Aim of the exercise: Print the data exactly as it is given, please.

Data shown:

|---|

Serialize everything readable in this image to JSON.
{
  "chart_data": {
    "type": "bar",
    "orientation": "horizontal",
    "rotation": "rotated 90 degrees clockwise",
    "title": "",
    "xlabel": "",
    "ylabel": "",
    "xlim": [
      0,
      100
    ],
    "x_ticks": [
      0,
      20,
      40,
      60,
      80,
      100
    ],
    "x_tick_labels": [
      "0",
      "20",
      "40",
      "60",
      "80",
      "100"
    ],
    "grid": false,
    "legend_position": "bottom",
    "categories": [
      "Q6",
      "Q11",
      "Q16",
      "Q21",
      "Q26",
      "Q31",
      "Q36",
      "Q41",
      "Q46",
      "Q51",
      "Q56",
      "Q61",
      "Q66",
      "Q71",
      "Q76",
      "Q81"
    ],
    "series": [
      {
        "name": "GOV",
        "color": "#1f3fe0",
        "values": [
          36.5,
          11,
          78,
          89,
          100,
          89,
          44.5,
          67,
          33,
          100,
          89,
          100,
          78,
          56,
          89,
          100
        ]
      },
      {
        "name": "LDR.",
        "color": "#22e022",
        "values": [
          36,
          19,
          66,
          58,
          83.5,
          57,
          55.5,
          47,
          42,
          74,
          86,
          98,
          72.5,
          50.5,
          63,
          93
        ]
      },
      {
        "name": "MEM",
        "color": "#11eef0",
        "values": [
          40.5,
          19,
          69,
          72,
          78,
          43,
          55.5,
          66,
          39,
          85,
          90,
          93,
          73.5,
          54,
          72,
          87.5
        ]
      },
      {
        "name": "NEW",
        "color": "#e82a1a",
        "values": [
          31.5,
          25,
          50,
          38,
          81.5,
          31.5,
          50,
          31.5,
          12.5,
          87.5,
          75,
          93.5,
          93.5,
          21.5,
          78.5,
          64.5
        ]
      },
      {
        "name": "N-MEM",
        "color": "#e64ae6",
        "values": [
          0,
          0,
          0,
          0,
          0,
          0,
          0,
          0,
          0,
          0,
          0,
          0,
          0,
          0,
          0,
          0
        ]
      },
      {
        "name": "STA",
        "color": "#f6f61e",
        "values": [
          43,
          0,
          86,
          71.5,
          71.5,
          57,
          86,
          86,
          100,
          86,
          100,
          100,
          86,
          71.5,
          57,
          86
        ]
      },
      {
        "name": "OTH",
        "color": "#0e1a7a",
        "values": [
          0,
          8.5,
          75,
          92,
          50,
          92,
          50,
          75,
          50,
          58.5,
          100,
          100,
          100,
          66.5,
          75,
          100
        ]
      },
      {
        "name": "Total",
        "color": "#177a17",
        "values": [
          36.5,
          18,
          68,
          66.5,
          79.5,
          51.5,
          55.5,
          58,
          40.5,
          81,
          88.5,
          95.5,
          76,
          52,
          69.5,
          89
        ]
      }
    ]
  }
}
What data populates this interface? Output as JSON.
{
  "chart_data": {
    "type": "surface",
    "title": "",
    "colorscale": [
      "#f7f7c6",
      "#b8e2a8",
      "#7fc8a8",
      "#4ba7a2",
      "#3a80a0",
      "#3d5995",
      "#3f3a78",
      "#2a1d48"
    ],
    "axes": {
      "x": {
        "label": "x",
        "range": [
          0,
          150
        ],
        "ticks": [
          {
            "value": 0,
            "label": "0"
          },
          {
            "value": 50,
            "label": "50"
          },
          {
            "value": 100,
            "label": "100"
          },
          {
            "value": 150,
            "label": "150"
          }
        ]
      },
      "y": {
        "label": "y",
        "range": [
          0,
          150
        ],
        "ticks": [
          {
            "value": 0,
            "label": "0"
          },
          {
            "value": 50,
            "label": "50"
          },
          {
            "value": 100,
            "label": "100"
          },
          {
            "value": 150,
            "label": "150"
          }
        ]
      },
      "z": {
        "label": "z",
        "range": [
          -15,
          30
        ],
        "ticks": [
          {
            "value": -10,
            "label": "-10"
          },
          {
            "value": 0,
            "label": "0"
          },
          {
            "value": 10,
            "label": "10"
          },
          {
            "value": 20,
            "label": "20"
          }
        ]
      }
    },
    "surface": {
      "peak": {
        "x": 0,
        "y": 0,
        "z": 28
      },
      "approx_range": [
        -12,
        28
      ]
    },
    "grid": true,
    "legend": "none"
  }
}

|---|

Exercise answer:
Serialize everything readable in this image to JSON.
{
  "chart_data": {
    "type": "bar",
    "orientation": "horizontal",
    "rotation": "rotated 90 degrees clockwise",
    "title": "",
    "xlabel": "",
    "ylabel": "",
    "xlim": [
      0,
      100
    ],
    "x_ticks": [
      0,
      20,
      40,
      60,
      80,
      100
    ],
    "x_tick_labels": [
      "0",
      "20",
      "40",
      "60",
      "80",
      "100"
    ],
    "grid": false,
    "legend_position": "bottom",
    "categories": [
      "Q6",
      "Q11",
      "Q16",
      "Q21",
      "Q26",
      "Q31",
      "Q36",
      "Q41",
      "Q46",
      "Q51",
      "Q56",
      "Q61",
      "Q66",
      "Q71",
      "Q76",
      "Q81"
    ],
    "series": [
      {
        "name": "GOV",
        "color": "#1f3fe0",
        "values": [
          36.5,
          11,
          78,
          89,
          100,
          89,
          44.5,
          67,
          33,
          100,
          89,
          100,
          78,
          56,
          89,
          100
        ]
      },
      {
        "name": "LDR.",
        "color": "#22e022",
        "values": [
          36,
          19,
          66,
          58,
          83.5,
          57,
          55.5,
          47,
          42,
          74,
          86,
          98,
          72.5,
          50.5,
          63,
          93
        ]
      },
      {
        "name": "MEM",
        "color": "#11eef0",
        "values": [
          40.5,
          19,
          69,
          72,
          78,
          43,
          55.5,
          66,
          39,
          85,
          90,
          93,
          73.5,
          54,
          72,
          87.5
        ]
      },
      {
        "name": "NEW",
        "color": "#e82a1a",
        "values": [
          31.5,
          25,
          50,
          38,
          81.5,
          31.5,
          50,
          31.5,
          12.5,
          87.5,
          75,
          93.5,
          93.5,
          21.5,
          78.5,
          64.5
        ]
      },
      {
        "name": "N-MEM",
        "color": "#e64ae6",
        "values": [
          0,
          0,
          0,
          0,
          0,
          0,
          0,
          0,
          0,
          0,
          0,
          0,
          0,
          0,
          0,
          0
        ]
      },
      {
        "name": "STA",
        "color": "#f6f61e",
        "values": [
          43,
          0,
          86,
          71.5,
          71.5,
          57,
          86,
          86,
          100,
          86,
          100,
          100,
          86,
          71.5,
          57,
          86
        ]
      },
      {
        "name": "OTH",
        "color": "#0e1a7a",
        "values": [
          0,
          8.5,
          75,
          92,
          50,
          92,
          50,
          75,
          50,
          58.5,
          100,
          100,
          100,
          66.5,
          75,
          100
        ]
      },
      {
        "name": "Total",
        "color": "#177a17",
        "values": [
          36.5,
          18,
          68,
          66.5,
          79.5,
          51.5,
          55.5,
          58,
          40.5,
          81,
          88.5,
          95.5,
          76,
          52,
          69.5,
          89
        ]
      }
    ]
  }
}
What data populates this interface? Output as JSON.
{
  "chart_data": {
    "type": "surface",
    "title": "",
    "colorscale": [
      "#f7f7c6",
      "#b8e2a8",
      "#7fc8a8",
      "#4ba7a2",
      "#3a80a0",
      "#3d5995",
      "#3f3a78",
      "#2a1d48"
    ],
    "axes": {
      "x": {
        "label": "x",
        "range": [
          0,
          150
        ],
        "ticks": [
          {
            "value": 0,
            "label": "0"
          },
          {
            "value": 50,
            "label": "50"
          },
          {
            "value": 100,
            "label": "100"
          },
          {
            "value": 150,
            "label": "150"
          }
        ]
      },
      "y": {
        "label": "y",
        "range": [
          0,
          150
        ],
        "ticks": [
          {
            "value": 0,
            "label": "0"
          },
          {
            "value": 50,
            "label": "50"
          },
          {
            "value": 100,
            "label": "100"
          },
          {
            "value": 150,
            "label": "150"
          }
        ]
      },
      "z": {
        "label": "z",
        "range": [
          -15,
          30
        ],
        "ticks": [
          {
            "value": -10,
            "label": "-10"
          },
          {
            "value": 0,
            "label": "0"
          },
          {
            "value": 10,
            "label": "10"
          },
          {
            "value": 20,
            "label": "20"
          }
        ]
      }
    },
    "surface": {
      "peak": {
        "x": 0,
        "y": 0,
        "z": 28
      },
      "approx_range": [
        -12,
        28
      ]
    },
    "grid": true,
    "legend": "none"
  }
}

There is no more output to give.